*WHAT TO WORK ON*
Find the lines containing the word "dons" and copy every one of them.

Part of a data file
***
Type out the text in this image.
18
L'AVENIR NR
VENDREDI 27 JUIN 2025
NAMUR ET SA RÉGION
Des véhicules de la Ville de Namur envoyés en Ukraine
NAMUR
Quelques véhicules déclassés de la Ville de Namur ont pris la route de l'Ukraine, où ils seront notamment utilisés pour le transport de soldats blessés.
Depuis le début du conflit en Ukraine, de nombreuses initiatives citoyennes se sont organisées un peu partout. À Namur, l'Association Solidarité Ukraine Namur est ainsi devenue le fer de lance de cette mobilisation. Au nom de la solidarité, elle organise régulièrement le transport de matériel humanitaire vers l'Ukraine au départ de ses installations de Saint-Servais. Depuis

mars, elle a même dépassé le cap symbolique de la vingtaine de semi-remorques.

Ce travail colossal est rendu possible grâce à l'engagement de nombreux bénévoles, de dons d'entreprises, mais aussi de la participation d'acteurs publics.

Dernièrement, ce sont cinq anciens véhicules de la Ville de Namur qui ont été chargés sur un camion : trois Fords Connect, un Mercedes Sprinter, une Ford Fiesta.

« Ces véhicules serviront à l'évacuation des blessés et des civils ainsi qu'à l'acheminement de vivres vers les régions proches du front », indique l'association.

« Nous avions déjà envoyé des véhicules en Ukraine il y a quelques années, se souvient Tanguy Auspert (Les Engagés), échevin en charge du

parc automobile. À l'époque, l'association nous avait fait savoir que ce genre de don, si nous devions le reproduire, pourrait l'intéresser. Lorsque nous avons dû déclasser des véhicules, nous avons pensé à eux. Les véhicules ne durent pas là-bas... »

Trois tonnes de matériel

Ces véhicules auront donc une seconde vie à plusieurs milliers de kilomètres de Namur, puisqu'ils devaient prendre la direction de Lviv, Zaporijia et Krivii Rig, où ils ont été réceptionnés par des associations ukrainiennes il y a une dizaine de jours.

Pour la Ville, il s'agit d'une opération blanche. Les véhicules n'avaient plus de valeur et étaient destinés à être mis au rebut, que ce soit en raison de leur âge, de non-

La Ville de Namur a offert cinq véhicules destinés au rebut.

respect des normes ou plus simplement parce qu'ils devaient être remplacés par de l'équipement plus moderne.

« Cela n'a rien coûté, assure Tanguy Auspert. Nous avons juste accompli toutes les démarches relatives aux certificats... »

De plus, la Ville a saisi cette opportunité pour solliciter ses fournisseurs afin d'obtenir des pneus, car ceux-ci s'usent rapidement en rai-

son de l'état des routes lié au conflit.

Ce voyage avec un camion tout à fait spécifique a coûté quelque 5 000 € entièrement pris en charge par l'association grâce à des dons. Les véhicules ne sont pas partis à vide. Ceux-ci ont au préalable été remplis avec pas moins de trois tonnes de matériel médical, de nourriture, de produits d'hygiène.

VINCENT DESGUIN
***
*WRITTEN RESPONSE*
Ce travail colossal est rendu possible grâce à l'engagement de nombreux bénévoles, de dons d'entreprises, mais aussi de la participation d'acteurs publics.
Ce voyage avec un camion tout à fait spécifique a coûté quelque 5 000 € entièrement pris en charge par l'association grâce à des dons. Les véhicules ne sont pas partis à vide. Ceux-ci ont au préalable été remplis avec pas moins de trois tonnes de matériel médical, de nourriture, de produits d'hygiène.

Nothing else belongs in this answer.